▸ **Exercise prompt**: Copy out the data below word for word, omitting the pictures.

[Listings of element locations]

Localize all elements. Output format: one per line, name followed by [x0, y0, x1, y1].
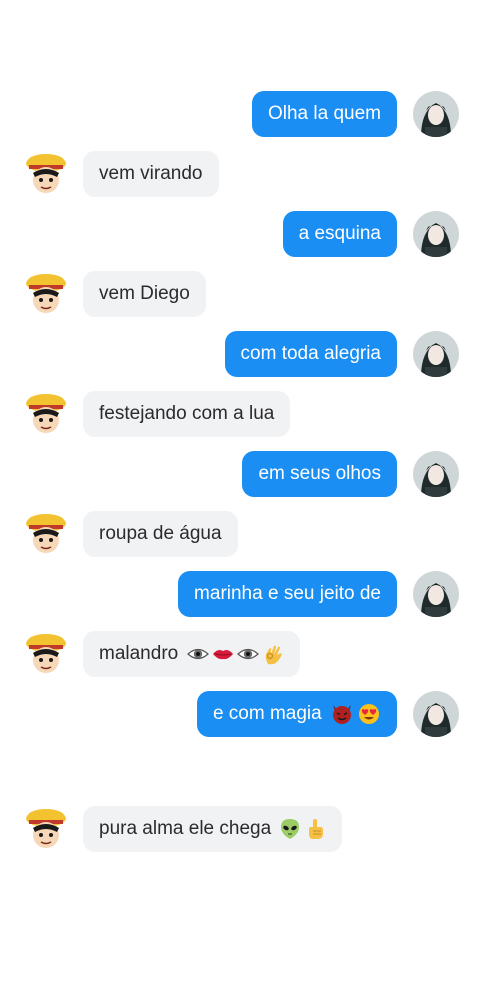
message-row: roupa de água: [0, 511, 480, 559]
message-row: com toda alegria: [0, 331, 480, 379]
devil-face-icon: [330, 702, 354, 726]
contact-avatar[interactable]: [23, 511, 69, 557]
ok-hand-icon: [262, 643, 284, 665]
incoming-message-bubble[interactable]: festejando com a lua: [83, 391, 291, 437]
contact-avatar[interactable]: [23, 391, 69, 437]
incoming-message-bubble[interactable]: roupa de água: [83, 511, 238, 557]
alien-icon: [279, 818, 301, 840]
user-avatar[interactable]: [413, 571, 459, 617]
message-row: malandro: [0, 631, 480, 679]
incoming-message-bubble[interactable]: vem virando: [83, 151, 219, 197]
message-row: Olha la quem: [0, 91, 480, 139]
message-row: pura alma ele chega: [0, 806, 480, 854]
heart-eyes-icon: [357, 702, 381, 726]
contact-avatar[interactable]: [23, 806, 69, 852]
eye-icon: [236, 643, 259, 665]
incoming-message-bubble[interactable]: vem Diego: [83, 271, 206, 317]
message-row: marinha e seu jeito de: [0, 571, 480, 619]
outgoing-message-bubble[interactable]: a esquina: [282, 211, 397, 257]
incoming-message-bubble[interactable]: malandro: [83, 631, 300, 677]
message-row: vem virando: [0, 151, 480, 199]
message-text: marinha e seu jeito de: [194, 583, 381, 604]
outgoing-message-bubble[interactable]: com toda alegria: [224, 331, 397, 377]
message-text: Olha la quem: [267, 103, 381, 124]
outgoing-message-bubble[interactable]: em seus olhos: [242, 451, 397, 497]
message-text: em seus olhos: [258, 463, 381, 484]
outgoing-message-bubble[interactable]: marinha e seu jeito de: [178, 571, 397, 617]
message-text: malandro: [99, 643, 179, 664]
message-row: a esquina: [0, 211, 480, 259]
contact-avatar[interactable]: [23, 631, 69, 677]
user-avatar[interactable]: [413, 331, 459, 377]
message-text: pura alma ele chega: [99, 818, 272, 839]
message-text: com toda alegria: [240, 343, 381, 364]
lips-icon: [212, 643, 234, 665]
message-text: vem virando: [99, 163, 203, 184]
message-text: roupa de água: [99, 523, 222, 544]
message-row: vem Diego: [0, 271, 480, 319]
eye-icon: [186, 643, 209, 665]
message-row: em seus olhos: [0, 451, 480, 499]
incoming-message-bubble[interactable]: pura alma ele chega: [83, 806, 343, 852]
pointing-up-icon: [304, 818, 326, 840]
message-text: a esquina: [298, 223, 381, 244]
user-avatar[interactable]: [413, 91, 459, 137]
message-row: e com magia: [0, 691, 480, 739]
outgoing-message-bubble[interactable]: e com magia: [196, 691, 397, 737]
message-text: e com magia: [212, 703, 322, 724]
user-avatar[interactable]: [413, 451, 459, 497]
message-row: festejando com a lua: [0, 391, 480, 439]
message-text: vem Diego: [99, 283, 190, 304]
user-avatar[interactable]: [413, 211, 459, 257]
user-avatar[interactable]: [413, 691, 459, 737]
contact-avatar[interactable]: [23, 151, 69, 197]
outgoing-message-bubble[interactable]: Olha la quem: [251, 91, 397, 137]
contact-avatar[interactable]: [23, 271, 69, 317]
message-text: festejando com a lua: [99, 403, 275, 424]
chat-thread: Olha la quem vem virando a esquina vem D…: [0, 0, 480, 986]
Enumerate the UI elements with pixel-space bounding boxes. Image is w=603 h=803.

▸ **Output for this exercise**:
Localize all elements. Output format: one per line, name followed by [x0, y0, x1, y1].
message-row: roupa de água: [0, 511, 480, 559]
message-row: com toda alegria: [0, 331, 480, 379]
devil-face-icon: [330, 702, 354, 726]
contact-avatar[interactable]: [23, 511, 69, 557]
ok-hand-icon: [262, 643, 284, 665]
incoming-message-bubble[interactable]: festejando com a lua: [83, 391, 291, 437]
contact-avatar[interactable]: [23, 391, 69, 437]
incoming-message-bubble[interactable]: roupa de água: [83, 511, 238, 557]
alien-icon: [279, 818, 301, 840]
user-avatar[interactable]: [413, 571, 459, 617]
message-row: malandro: [0, 631, 480, 679]
incoming-message-bubble[interactable]: vem virando: [83, 151, 219, 197]
message-row: Olha la quem: [0, 91, 480, 139]
message-row: pura alma ele chega: [0, 806, 480, 854]
heart-eyes-icon: [357, 702, 381, 726]
contact-avatar[interactable]: [23, 806, 69, 852]
eye-icon: [236, 643, 259, 665]
incoming-message-bubble[interactable]: vem Diego: [83, 271, 206, 317]
message-row: marinha e seu jeito de: [0, 571, 480, 619]
outgoing-message-bubble[interactable]: a esquina: [282, 211, 397, 257]
incoming-message-bubble[interactable]: malandro: [83, 631, 300, 677]
message-row: vem virando: [0, 151, 480, 199]
message-text: marinha e seu jeito de: [194, 583, 381, 604]
outgoing-message-bubble[interactable]: com toda alegria: [224, 331, 397, 377]
message-text: Olha la quem: [267, 103, 381, 124]
outgoing-message-bubble[interactable]: em seus olhos: [242, 451, 397, 497]
message-text: em seus olhos: [258, 463, 381, 484]
outgoing-message-bubble[interactable]: marinha e seu jeito de: [178, 571, 397, 617]
message-text: malandro: [99, 643, 179, 664]
message-row: a esquina: [0, 211, 480, 259]
contact-avatar[interactable]: [23, 631, 69, 677]
user-avatar[interactable]: [413, 331, 459, 377]
message-text: pura alma ele chega: [99, 818, 272, 839]
message-text: com toda alegria: [240, 343, 381, 364]
lips-icon: [212, 643, 234, 665]
message-text: vem virando: [99, 163, 203, 184]
message-text: roupa de água: [99, 523, 222, 544]
message-row: vem Diego: [0, 271, 480, 319]
eye-icon: [186, 643, 209, 665]
message-row: em seus olhos: [0, 451, 480, 499]
incoming-message-bubble[interactable]: pura alma ele chega: [83, 806, 343, 852]
pointing-up-icon: [304, 818, 326, 840]
message-text: a esquina: [298, 223, 381, 244]
user-avatar[interactable]: [413, 91, 459, 137]
message-row: e com magia: [0, 691, 480, 739]
outgoing-message-bubble[interactable]: e com magia: [196, 691, 397, 737]
message-text: e com magia: [212, 703, 322, 724]
user-avatar[interactable]: [413, 451, 459, 497]
message-row: festejando com a lua: [0, 391, 480, 439]
message-text: vem Diego: [99, 283, 190, 304]
user-avatar[interactable]: [413, 211, 459, 257]
user-avatar[interactable]: [413, 691, 459, 737]
contact-avatar[interactable]: [23, 151, 69, 197]
outgoing-message-bubble[interactable]: Olha la quem: [251, 91, 397, 137]
contact-avatar[interactable]: [23, 271, 69, 317]
message-text: festejando com a lua: [99, 403, 275, 424]
chat-thread: Olha la quem vem virando a esquina vem D…: [0, 0, 480, 986]
Enumerate the UI elements with pixel-space bounding boxes. Image is w=603 h=803.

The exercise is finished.